(TASK REQUIREMENTS)
Copy each line exactly. Drop every picture.

(Figure collection entries)
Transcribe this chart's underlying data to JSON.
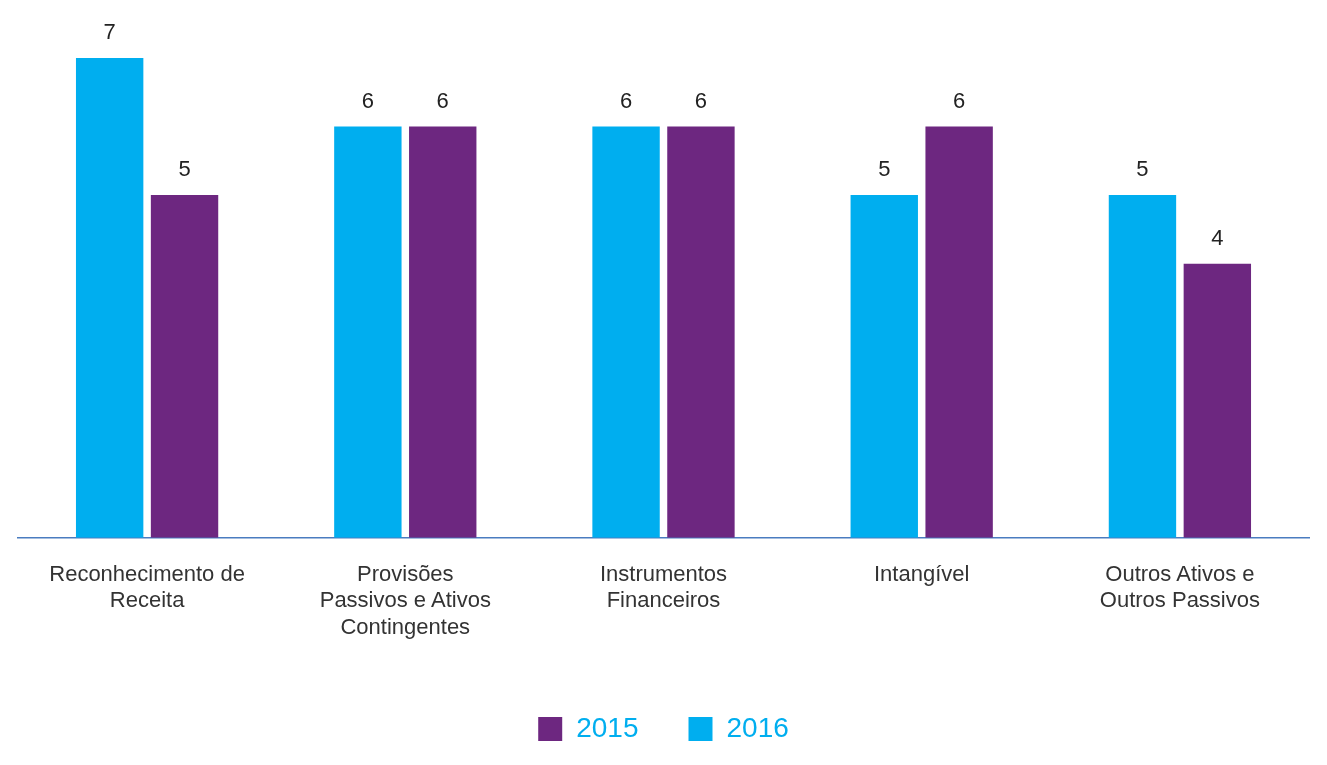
{
  "chart_data": {
    "type": "bar",
    "categories": [
      "Reconhecimento de Receita",
      "Provisões Passivos e Ativos Contingentes",
      "Instrumentos Financeiros",
      "Intangível",
      "Outros Ativos e Outros Passivos"
    ],
    "series": [
      {
        "name": "2016",
        "color": "#00aeef",
        "values": [
          7,
          6,
          6,
          5,
          5
        ]
      },
      {
        "name": "2015",
        "color": "#6d2780",
        "values": [
          5,
          6,
          6,
          6,
          4
        ]
      }
    ],
    "data_labels": true,
    "grid": false,
    "legend": "bottom"
  }
}
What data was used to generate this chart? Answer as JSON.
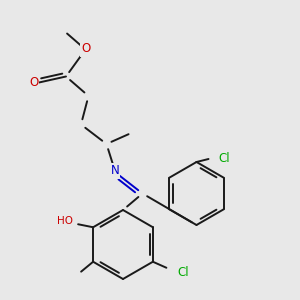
{
  "bg_color": "#e8e8e8",
  "bond_color": "#1a1a1a",
  "lw": 1.4,
  "atom_colors": {
    "O": "#cc0000",
    "N": "#0000cc",
    "Cl": "#00aa00"
  },
  "fs": 8.5,
  "fs_small": 7.5
}
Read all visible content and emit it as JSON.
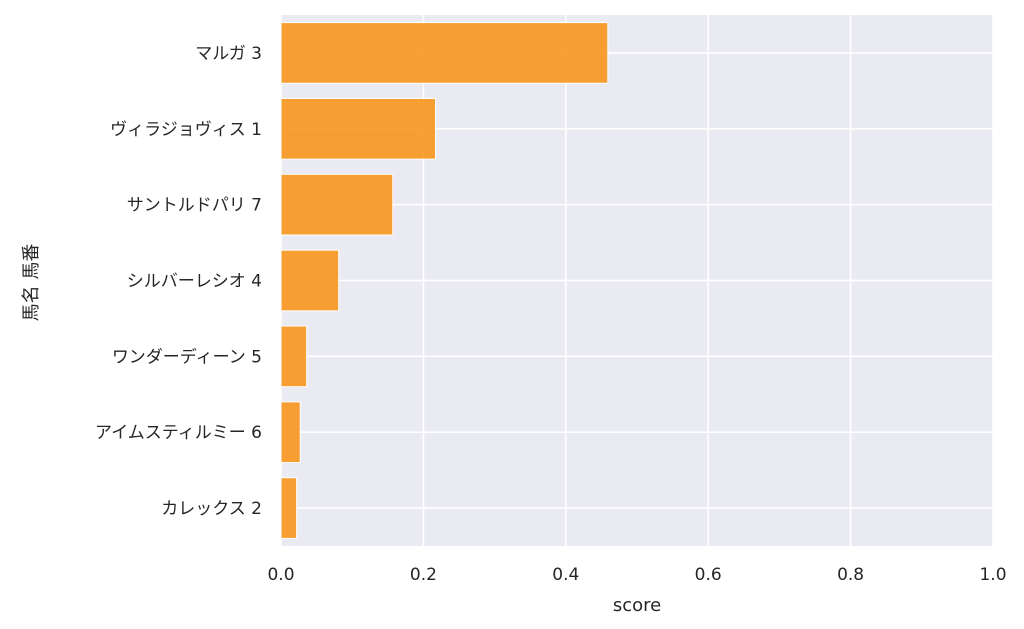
{
  "chart_data": {
    "type": "bar",
    "orientation": "horizontal",
    "categories": [
      "マルガ 3",
      "ヴィラジョヴィス 1",
      "サントルドパリ 7",
      "シルバーレシオ 4",
      "ワンダーディーン 5",
      "アイムスティルミー 6",
      "カレックス 2"
    ],
    "values": [
      0.459,
      0.217,
      0.157,
      0.081,
      0.036,
      0.027,
      0.022
    ],
    "xlabel": "score",
    "ylabel": "馬名 馬番",
    "xlim": [
      0,
      1.0
    ],
    "xticks": [
      "0.0",
      "0.2",
      "0.4",
      "0.6",
      "0.8",
      "1.0"
    ],
    "xtick_values": [
      0,
      0.2,
      0.4,
      0.6,
      0.8,
      1.0
    ],
    "grid": true,
    "legend": "none",
    "colors": {
      "bar": "#F8961E",
      "bar_edge": "#ffffff",
      "background": "#EAEAF2",
      "grid": "#ffffff",
      "text": "#262626"
    }
  }
}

(EXERCISE RESPONSE)
Transcribe this chart's underlying data to JSON.
{
  "chart_data": {
    "type": "bar",
    "categories": [
      "Reconhecimento de Receita",
      "Provisões Passivos e Ativos Contingentes",
      "Instrumentos Financeiros",
      "Intangível",
      "Outros Ativos e Outros Passivos"
    ],
    "series": [
      {
        "name": "2016",
        "color": "#00aeef",
        "values": [
          7,
          6,
          6,
          5,
          5
        ]
      },
      {
        "name": "2015",
        "color": "#6d2780",
        "values": [
          5,
          6,
          6,
          6,
          4
        ]
      }
    ],
    "data_labels": true,
    "grid": false,
    "legend": "bottom"
  }
}
What data was used to generate this chart? Answer as JSON.
{
  "bg_color": "#e8e8e8",
  "bond_color": "#1a1a1a",
  "lw": 1.4,
  "atom_colors": {
    "O": "#cc0000",
    "N": "#0000cc",
    "Cl": "#00aa00"
  },
  "fs": 8.5,
  "fs_small": 7.5
}
Read all visible content and emit it as JSON.
{
  "chart_data": {
    "type": "bar",
    "orientation": "horizontal",
    "categories": [
      "マルガ 3",
      "ヴィラジョヴィス 1",
      "サントルドパリ 7",
      "シルバーレシオ 4",
      "ワンダーディーン 5",
      "アイムスティルミー 6",
      "カレックス 2"
    ],
    "values": [
      0.459,
      0.217,
      0.157,
      0.081,
      0.036,
      0.027,
      0.022
    ],
    "xlabel": "score",
    "ylabel": "馬名 馬番",
    "xlim": [
      0,
      1.0
    ],
    "xticks": [
      "0.0",
      "0.2",
      "0.4",
      "0.6",
      "0.8",
      "1.0"
    ],
    "xtick_values": [
      0,
      0.2,
      0.4,
      0.6,
      0.8,
      1.0
    ],
    "grid": true,
    "legend": "none",
    "colors": {
      "bar": "#F8961E",
      "bar_edge": "#ffffff",
      "background": "#EAEAF2",
      "grid": "#ffffff",
      "text": "#262626"
    }
  }
}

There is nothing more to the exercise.